* [The exercise] Count lines, not occurrences: report how many lines in the records hold the string "this", and nothing else.

━━━ Dataset ━━━

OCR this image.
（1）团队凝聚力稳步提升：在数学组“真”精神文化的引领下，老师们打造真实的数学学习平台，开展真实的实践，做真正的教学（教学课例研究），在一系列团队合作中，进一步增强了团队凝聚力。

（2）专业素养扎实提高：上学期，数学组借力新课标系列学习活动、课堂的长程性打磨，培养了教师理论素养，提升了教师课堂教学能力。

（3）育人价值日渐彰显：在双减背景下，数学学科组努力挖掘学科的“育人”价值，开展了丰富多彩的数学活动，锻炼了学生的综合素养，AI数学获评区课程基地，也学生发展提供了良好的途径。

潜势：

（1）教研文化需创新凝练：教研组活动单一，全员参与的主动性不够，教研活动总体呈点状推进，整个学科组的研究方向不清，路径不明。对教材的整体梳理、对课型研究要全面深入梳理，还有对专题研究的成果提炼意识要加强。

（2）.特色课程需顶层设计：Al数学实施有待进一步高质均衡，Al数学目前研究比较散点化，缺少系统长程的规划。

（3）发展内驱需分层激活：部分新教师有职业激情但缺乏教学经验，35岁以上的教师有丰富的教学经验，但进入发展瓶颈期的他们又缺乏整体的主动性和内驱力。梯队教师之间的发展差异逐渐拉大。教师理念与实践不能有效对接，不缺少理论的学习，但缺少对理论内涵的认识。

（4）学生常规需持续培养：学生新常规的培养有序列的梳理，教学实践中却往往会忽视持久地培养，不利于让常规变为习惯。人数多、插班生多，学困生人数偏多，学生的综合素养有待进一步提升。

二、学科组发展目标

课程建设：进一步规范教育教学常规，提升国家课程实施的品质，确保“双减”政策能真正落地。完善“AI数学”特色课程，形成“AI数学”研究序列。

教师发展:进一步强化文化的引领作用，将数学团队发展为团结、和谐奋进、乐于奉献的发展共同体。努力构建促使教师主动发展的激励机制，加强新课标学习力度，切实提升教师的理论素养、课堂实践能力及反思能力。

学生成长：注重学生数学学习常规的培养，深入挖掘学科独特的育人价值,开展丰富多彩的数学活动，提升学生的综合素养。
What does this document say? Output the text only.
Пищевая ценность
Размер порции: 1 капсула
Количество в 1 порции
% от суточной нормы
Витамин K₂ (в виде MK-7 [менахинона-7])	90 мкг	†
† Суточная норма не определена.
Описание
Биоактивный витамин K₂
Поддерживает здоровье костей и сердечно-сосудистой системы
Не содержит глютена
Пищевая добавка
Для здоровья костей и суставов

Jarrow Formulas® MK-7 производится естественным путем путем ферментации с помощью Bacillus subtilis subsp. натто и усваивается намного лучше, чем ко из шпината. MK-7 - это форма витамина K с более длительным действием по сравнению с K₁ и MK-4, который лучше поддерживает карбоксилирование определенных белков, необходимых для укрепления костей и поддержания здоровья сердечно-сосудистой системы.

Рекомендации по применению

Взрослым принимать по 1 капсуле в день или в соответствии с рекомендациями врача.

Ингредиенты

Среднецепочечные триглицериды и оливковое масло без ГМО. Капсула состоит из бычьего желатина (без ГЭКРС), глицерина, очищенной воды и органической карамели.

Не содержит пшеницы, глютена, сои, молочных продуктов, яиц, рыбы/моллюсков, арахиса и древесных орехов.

━━━

* [Written response] 2